#### Task goal
Below is a set of records; print all of them exactly as written.

#### Entries supplied
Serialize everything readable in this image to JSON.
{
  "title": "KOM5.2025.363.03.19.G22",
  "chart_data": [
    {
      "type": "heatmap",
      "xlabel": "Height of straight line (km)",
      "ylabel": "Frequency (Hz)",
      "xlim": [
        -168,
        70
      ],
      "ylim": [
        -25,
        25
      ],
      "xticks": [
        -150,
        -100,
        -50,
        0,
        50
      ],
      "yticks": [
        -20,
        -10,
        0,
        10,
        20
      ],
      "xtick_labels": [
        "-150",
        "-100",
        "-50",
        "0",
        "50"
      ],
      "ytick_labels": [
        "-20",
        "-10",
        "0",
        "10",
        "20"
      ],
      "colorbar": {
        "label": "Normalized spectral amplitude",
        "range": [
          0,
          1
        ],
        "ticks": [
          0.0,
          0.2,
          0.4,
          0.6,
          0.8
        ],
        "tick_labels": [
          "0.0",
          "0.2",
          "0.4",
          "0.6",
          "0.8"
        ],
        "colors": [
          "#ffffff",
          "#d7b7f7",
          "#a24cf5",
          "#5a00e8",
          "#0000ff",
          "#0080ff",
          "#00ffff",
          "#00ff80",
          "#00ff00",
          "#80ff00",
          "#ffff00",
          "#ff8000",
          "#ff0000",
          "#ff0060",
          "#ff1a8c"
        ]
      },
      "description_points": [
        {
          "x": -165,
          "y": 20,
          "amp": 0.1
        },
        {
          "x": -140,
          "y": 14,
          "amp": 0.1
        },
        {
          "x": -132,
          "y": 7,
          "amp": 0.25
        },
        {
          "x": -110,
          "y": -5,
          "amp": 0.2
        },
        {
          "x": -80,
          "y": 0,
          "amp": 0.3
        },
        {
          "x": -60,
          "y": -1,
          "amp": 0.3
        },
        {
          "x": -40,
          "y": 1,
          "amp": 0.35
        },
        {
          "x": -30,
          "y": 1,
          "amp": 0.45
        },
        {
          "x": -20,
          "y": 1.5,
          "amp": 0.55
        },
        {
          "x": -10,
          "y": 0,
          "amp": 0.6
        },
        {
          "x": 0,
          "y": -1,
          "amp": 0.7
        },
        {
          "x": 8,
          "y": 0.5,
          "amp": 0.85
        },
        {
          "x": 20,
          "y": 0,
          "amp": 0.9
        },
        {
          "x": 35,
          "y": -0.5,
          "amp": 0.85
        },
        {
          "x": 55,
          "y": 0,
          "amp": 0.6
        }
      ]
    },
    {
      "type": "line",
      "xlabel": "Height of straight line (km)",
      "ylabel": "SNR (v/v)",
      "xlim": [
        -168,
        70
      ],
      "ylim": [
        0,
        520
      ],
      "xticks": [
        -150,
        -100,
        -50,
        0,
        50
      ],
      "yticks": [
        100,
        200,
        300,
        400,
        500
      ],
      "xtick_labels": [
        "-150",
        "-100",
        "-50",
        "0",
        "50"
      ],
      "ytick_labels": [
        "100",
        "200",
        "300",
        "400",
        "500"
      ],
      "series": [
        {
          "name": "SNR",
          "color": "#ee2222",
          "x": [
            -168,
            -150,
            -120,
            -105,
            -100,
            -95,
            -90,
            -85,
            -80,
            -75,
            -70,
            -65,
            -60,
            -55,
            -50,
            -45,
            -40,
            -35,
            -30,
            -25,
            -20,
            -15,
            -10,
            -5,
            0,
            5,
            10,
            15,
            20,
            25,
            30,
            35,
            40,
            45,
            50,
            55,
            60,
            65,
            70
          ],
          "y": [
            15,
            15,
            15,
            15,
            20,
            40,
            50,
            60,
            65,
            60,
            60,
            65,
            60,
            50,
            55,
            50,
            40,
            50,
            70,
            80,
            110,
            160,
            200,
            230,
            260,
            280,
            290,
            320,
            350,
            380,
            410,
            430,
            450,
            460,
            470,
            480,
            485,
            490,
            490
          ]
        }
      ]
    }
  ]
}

#### Exercise output
Serialize everything readable in this image to JSON.
{
  "title": "KOM5.2025.363.03.19.G22",
  "chart_data": [
    {
      "type": "heatmap",
      "xlabel": "Height of straight line (km)",
      "ylabel": "Frequency (Hz)",
      "xlim": [
        -168,
        70
      ],
      "ylim": [
        -25,
        25
      ],
      "xticks": [
        -150,
        -100,
        -50,
        0,
        50
      ],
      "yticks": [
        -20,
        -10,
        0,
        10,
        20
      ],
      "xtick_labels": [
        "-150",
        "-100",
        "-50",
        "0",
        "50"
      ],
      "ytick_labels": [
        "-20",
        "-10",
        "0",
        "10",
        "20"
      ],
      "colorbar": {
        "label": "Normalized spectral amplitude",
        "range": [
          0,
          1
        ],
        "ticks": [
          0.0,
          0.2,
          0.4,
          0.6,
          0.8
        ],
        "tick_labels": [
          "0.0",
          "0.2",
          "0.4",
          "0.6",
          "0.8"
        ],
        "colors": [
          "#ffffff",
          "#d7b7f7",
          "#a24cf5",
          "#5a00e8",
          "#0000ff",
          "#0080ff",
          "#00ffff",
          "#00ff80",
          "#00ff00",
          "#80ff00",
          "#ffff00",
          "#ff8000",
          "#ff0000",
          "#ff0060",
          "#ff1a8c"
        ]
      },
      "description_points": [
        {
          "x": -165,
          "y": 20,
          "amp": 0.1
        },
        {
          "x": -140,
          "y": 14,
          "amp": 0.1
        },
        {
          "x": -132,
          "y": 7,
          "amp": 0.25
        },
        {
          "x": -110,
          "y": -5,
          "amp": 0.2
        },
        {
          "x": -80,
          "y": 0,
          "amp": 0.3
        },
        {
          "x": -60,
          "y": -1,
          "amp": 0.3
        },
        {
          "x": -40,
          "y": 1,
          "amp": 0.35
        },
        {
          "x": -30,
          "y": 1,
          "amp": 0.45
        },
        {
          "x": -20,
          "y": 1.5,
          "amp": 0.55
        },
        {
          "x": -10,
          "y": 0,
          "amp": 0.6
        },
        {
          "x": 0,
          "y": -1,
          "amp": 0.7
        },
        {
          "x": 8,
          "y": 0.5,
          "amp": 0.85
        },
        {
          "x": 20,
          "y": 0,
          "amp": 0.9
        },
        {
          "x": 35,
          "y": -0.5,
          "amp": 0.85
        },
        {
          "x": 55,
          "y": 0,
          "amp": 0.6
        }
      ]
    },
    {
      "type": "line",
      "xlabel": "Height of straight line (km)",
      "ylabel": "SNR (v/v)",
      "xlim": [
        -168,
        70
      ],
      "ylim": [
        0,
        520
      ],
      "xticks": [
        -150,
        -100,
        -50,
        0,
        50
      ],
      "yticks": [
        100,
        200,
        300,
        400,
        500
      ],
      "xtick_labels": [
        "-150",
        "-100",
        "-50",
        "0",
        "50"
      ],
      "ytick_labels": [
        "100",
        "200",
        "300",
        "400",
        "500"
      ],
      "series": [
        {
          "name": "SNR",
          "color": "#ee2222",
          "x": [
            -168,
            -150,
            -120,
            -105,
            -100,
            -95,
            -90,
            -85,
            -80,
            -75,
            -70,
            -65,
            -60,
            -55,
            -50,
            -45,
            -40,
            -35,
            -30,
            -25,
            -20,
            -15,
            -10,
            -5,
            0,
            5,
            10,
            15,
            20,
            25,
            30,
            35,
            40,
            45,
            50,
            55,
            60,
            65,
            70
          ],
          "y": [
            15,
            15,
            15,
            15,
            20,
            40,
            50,
            60,
            65,
            60,
            60,
            65,
            60,
            50,
            55,
            50,
            40,
            50,
            70,
            80,
            110,
            160,
            200,
            230,
            260,
            280,
            290,
            320,
            350,
            380,
            410,
            430,
            450,
            460,
            470,
            480,
            485,
            490,
            490
          ]
        }
      ]
    }
  ]
}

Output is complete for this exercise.